## Work to complete
Strip the pictures and reproduce the rest of the listing exactly.

## The input
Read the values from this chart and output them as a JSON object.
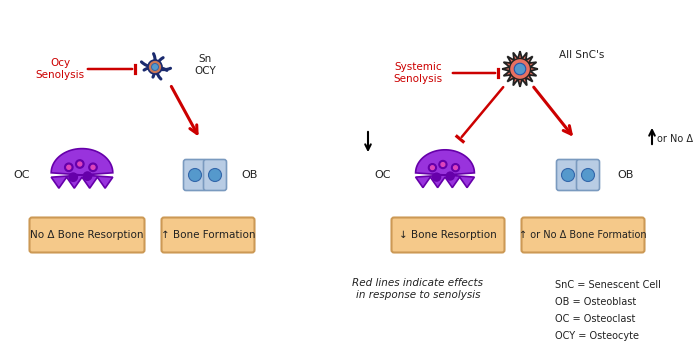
{
  "bg_color": "#ffffff",
  "arrow_color": "#cc0000",
  "oc_purple": "#9933dd",
  "oc_purple_dark": "#6600aa",
  "oc_spot_pink": "#dd44bb",
  "ob_body": "#b8cce4",
  "ob_body_edge": "#7a9abf",
  "ob_nucleus": "#5599cc",
  "ocy_body": "#cc7755",
  "ocy_arms": "#1a2a6e",
  "snc_body": "#e87060",
  "snc_edge": "#222222",
  "snc_nucleus": "#5599cc",
  "box_fill": "#f5c98a",
  "box_edge": "#cc9955",
  "text_color": "#222222",
  "label_left_ocy_senolysis": "Ocy\nSenolysis",
  "label_left_sn_ocy": "Sn\nOCY",
  "label_left_oc": "OC",
  "label_left_ob": "OB",
  "label_left_box1": "No Δ Bone Resorption",
  "label_left_box2": "↑ Bone Formation",
  "label_right_senolysis": "Systemic\nSenolysis",
  "label_right_snc": "All SnC's",
  "label_right_oc": "OC",
  "label_right_ob": "OB",
  "label_right_box1": "↓ Bone Resorption",
  "label_right_box2": "↑ or No Δ Bone Formation",
  "label_bottom_note": "Red lines indicate effects\nin response to senolysis",
  "legend_snc": "SnC = Senescent Cell",
  "legend_ob": "OB = Osteoblast",
  "legend_oc": "OC = Osteoclast",
  "legend_ocy": "OCY = Osteocyte"
}
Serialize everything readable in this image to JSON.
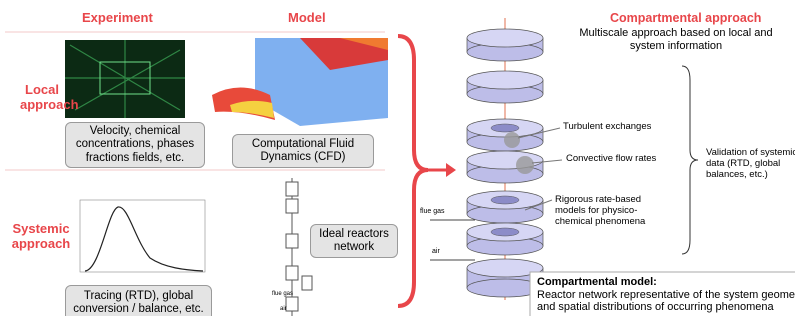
{
  "columns": {
    "experiment": "Experiment",
    "model": "Model"
  },
  "local": {
    "label": [
      "Local",
      "approach"
    ],
    "experiment_caption": [
      "Velocity, chemical",
      "concentrations, phases",
      "fractions fields, etc."
    ],
    "model_caption": [
      "Computational Fluid",
      "Dynamics (CFD)"
    ]
  },
  "systemic": {
    "label": [
      "Systemic",
      "approach"
    ],
    "experiment_caption": [
      "Tracing (RTD),  global",
      "conversion / balance, etc."
    ],
    "model_note": [
      "Ideal reactors",
      "network"
    ],
    "network_labels": [
      "flue gas",
      "air"
    ]
  },
  "compartmental": {
    "title": "Compartmental approach",
    "subtitle": [
      "Multiscale approach based on local and",
      "system information"
    ],
    "callouts": [
      [
        "Turbulent exchanges"
      ],
      [
        "Convective flow rates"
      ],
      [
        "Rigorous rate-based",
        "models for physico-",
        "chemical phenomena"
      ]
    ],
    "inlets": [
      "flue gas",
      "air"
    ],
    "validation": [
      "Validation of systemic",
      "data (RTD, global",
      "balances, etc.)"
    ],
    "box_title": "Compartmental model:",
    "box_text": [
      "Reactor network representative of the system geometry",
      "and spatial distributions of occurring phenomena"
    ]
  }
}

## Full answer
Read the values from this chart and output them as a JSON object.
{
  "bg_color": "#ffffff",
  "arrow_color": "#cc0000",
  "oc_purple": "#9933dd",
  "oc_purple_dark": "#6600aa",
  "oc_spot_pink": "#dd44bb",
  "ob_body": "#b8cce4",
  "ob_body_edge": "#7a9abf",
  "ob_nucleus": "#5599cc",
  "ocy_body": "#cc7755",
  "ocy_arms": "#1a2a6e",
  "snc_body": "#e87060",
  "snc_edge": "#222222",
  "snc_nucleus": "#5599cc",
  "box_fill": "#f5c98a",
  "box_edge": "#cc9955",
  "text_color": "#222222",
  "label_left_ocy_senolysis": "Ocy\nSenolysis",
  "label_left_sn_ocy": "Sn\nOCY",
  "label_left_oc": "OC",
  "label_left_ob": "OB",
  "label_left_box1": "No Δ Bone Resorption",
  "label_left_box2": "↑ Bone Formation",
  "label_right_senolysis": "Systemic\nSenolysis",
  "label_right_snc": "All SnC's",
  "label_right_oc": "OC",
  "label_right_ob": "OB",
  "label_right_box1": "↓ Bone Resorption",
  "label_right_box2": "↑ or No Δ Bone Formation",
  "label_bottom_note": "Red lines indicate effects\nin response to senolysis",
  "legend_snc": "SnC = Senescent Cell",
  "legend_ob": "OB = Osteoblast",
  "legend_oc": "OC = Osteoclast",
  "legend_ocy": "OCY = Osteocyte"
}
Serialize everything readable in this image to JSON.
{
  "columns": {
    "experiment": "Experiment",
    "model": "Model"
  },
  "local": {
    "label": [
      "Local",
      "approach"
    ],
    "experiment_caption": [
      "Velocity, chemical",
      "concentrations, phases",
      "fractions fields, etc."
    ],
    "model_caption": [
      "Computational Fluid",
      "Dynamics (CFD)"
    ]
  },
  "systemic": {
    "label": [
      "Systemic",
      "approach"
    ],
    "experiment_caption": [
      "Tracing (RTD),  global",
      "conversion / balance, etc."
    ],
    "model_note": [
      "Ideal reactors",
      "network"
    ],
    "network_labels": [
      "flue gas",
      "air"
    ]
  },
  "compartmental": {
    "title": "Compartmental approach",
    "subtitle": [
      "Multiscale approach based on local and",
      "system information"
    ],
    "callouts": [
      [
        "Turbulent exchanges"
      ],
      [
        "Convective flow rates"
      ],
      [
        "Rigorous rate-based",
        "models for physico-",
        "chemical phenomena"
      ]
    ],
    "inlets": [
      "flue gas",
      "air"
    ],
    "validation": [
      "Validation of systemic",
      "data (RTD, global",
      "balances, etc.)"
    ],
    "box_title": "Compartmental model:",
    "box_text": [
      "Reactor network representative of the system geometry",
      "and spatial distributions of occurring phenomena"
    ]
  }
}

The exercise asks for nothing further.